> Work to do
Please repeat the text on Peru's Inca sites below, beginning at "This post was" and stopping after "greater cultural heritage.", and switch each "ruins" to "remains".

> Passage provided
This post was last updated on September 12th, 2015
Peru is known for a lot of things – its rich culture, diverse geography, emerging food scene, and, of course, Machu Picchu. This ancient Inca sanctuary perched in the Andes Mountains draws more than 1 million visitors annually, and for good reason – the iconic ruins are an impressive sight. But scattered throughout the Sacred Valley of the Incas are dozens of other archaeological sites as well. These ruins are often overshadowed by the better-known Machu Picchu, and yet many of them hold just as much – if not more – cultural and historical importance. While Machu Picchu is certainly worth a visit, it is only part of a greater cultural heritage.

> Dataset extract
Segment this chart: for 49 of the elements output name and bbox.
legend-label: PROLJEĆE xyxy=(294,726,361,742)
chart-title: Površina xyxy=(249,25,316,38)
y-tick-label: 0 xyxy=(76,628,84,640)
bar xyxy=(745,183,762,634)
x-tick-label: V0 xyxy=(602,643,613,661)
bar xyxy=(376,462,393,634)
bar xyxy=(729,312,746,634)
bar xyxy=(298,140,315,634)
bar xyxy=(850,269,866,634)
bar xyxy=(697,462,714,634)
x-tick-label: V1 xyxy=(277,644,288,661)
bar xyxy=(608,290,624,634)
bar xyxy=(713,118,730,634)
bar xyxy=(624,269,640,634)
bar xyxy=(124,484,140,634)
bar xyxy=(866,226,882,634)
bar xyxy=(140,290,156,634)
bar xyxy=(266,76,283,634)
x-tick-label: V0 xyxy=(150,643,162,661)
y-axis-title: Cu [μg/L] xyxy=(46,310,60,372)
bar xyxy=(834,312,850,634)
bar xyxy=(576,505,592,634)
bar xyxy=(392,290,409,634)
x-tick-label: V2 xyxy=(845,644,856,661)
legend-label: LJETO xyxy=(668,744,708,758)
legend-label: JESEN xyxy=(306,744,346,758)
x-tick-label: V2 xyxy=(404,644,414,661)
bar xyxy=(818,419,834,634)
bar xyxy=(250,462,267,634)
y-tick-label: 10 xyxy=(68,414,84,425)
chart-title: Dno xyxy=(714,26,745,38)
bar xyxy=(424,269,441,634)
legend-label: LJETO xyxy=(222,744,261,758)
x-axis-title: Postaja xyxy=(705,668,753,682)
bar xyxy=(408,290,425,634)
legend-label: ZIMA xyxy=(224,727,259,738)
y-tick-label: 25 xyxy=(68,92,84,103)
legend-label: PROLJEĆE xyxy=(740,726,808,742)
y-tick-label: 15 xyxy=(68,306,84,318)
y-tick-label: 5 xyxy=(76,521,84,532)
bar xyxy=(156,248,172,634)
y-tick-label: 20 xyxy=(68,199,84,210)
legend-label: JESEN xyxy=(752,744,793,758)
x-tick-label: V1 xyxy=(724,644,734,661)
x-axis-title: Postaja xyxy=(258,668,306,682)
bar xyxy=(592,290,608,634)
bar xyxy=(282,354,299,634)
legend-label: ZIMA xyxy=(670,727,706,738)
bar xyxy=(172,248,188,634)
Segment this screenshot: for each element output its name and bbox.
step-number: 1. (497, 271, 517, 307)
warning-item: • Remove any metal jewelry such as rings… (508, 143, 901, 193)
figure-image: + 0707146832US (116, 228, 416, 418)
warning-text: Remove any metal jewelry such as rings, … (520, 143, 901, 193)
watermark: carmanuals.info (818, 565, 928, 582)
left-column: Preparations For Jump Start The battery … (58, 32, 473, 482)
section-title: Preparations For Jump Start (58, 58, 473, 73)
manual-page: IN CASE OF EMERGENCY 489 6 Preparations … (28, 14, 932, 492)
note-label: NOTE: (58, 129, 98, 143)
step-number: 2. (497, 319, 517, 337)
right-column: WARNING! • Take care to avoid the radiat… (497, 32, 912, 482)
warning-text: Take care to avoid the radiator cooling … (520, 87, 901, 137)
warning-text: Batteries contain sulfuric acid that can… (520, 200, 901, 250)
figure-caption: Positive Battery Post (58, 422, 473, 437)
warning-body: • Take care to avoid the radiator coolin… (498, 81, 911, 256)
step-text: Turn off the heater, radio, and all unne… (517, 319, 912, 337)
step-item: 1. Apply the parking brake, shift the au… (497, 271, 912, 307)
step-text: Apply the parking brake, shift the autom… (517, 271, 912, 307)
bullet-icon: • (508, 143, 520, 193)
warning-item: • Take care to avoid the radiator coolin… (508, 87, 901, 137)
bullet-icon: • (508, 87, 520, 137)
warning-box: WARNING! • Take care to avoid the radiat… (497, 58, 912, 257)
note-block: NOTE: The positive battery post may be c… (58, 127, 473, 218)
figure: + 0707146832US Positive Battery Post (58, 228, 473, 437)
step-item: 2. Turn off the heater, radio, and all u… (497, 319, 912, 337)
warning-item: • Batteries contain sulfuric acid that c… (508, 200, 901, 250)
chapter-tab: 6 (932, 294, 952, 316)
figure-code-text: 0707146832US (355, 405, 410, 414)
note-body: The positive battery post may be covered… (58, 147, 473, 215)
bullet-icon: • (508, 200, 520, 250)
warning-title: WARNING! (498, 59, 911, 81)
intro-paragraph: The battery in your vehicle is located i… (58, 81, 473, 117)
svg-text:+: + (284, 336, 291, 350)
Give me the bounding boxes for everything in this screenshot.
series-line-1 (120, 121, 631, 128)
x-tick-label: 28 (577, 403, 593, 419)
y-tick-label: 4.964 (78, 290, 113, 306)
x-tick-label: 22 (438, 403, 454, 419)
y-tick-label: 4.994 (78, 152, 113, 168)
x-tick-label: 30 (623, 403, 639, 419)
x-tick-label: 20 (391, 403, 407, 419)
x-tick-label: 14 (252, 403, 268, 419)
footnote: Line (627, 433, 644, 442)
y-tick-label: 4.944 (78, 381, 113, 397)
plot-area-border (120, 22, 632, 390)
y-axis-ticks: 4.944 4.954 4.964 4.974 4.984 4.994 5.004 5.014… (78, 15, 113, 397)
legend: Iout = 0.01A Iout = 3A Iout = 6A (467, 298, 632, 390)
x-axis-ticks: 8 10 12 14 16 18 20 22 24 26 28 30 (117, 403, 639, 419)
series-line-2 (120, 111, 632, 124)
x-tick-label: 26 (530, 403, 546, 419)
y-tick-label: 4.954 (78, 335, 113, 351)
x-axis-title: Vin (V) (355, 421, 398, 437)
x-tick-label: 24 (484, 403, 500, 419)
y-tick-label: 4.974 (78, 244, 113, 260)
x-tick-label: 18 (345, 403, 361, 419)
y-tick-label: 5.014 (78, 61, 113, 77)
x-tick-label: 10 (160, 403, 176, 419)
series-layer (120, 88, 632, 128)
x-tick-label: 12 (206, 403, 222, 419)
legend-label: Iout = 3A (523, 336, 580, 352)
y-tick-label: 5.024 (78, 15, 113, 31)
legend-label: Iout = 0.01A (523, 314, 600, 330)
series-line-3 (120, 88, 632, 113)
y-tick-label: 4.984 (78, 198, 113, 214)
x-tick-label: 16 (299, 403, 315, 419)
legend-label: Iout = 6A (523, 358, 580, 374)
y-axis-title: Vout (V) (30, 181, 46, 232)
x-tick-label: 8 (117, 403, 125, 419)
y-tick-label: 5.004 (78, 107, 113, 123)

> Solution to the exercise
This post was last updated on September 12th, 2015
Peru is known for a lot of things – its rich culture, diverse geography, emerging food scene, and, of course, Machu Picchu. This ancient Inca sanctuary perched in the Andes Mountains draws more than 1 million visitors annually, and for good reason – the iconic remains are an impressive sight. But scattered throughout the Sacred Valley of the Incas are dozens of other archaeological sites as well. These remains are often overshadowed by the better-known Machu Picchu, and yet many of them hold just as much – if not more – cultural and historical importance. While Machu Picchu is certainly worth a visit, it is only part of a greater cultural heritage.